EXERCISE REQUIREMENTS.
Find the string "label" in the listing and report every line that has it.

---------------

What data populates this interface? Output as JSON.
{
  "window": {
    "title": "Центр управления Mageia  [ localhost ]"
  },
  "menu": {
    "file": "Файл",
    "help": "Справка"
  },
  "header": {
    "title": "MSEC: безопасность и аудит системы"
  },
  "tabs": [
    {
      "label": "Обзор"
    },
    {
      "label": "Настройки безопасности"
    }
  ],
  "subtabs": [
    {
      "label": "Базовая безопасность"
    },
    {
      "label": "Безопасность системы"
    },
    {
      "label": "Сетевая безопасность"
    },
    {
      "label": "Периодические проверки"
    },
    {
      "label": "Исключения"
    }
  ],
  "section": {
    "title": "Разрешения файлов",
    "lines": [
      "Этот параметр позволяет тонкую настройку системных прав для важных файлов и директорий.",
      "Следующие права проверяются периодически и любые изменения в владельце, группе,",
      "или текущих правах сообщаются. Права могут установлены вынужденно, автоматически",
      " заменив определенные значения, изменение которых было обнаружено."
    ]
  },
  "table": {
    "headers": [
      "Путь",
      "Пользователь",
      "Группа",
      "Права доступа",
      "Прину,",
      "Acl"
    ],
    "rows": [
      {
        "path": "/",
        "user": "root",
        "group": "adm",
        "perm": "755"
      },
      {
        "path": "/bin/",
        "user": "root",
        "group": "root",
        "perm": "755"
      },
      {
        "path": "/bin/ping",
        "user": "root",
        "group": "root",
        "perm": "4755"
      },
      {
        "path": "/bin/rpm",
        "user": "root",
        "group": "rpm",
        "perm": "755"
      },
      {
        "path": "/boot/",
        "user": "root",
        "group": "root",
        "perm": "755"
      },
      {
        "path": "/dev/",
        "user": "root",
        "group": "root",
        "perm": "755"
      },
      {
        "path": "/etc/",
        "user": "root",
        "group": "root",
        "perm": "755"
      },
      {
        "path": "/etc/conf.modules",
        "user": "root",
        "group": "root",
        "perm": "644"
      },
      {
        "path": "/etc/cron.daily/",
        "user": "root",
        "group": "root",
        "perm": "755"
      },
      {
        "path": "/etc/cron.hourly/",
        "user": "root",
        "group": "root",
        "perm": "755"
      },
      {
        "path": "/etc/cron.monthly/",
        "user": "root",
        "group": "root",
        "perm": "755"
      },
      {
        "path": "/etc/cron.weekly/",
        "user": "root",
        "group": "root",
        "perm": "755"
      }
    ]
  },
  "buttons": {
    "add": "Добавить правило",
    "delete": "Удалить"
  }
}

---------------

OUTPUT OF THE TASK.
      "label": "Обзор"
      "label": "Настройки безопасности"
      "label": "Базовая безопасность"
      "label": "Безопасность системы"
      "label": "Сетевая безопасность"
      "label": "Периодические проверки"
      "label": "Исключения"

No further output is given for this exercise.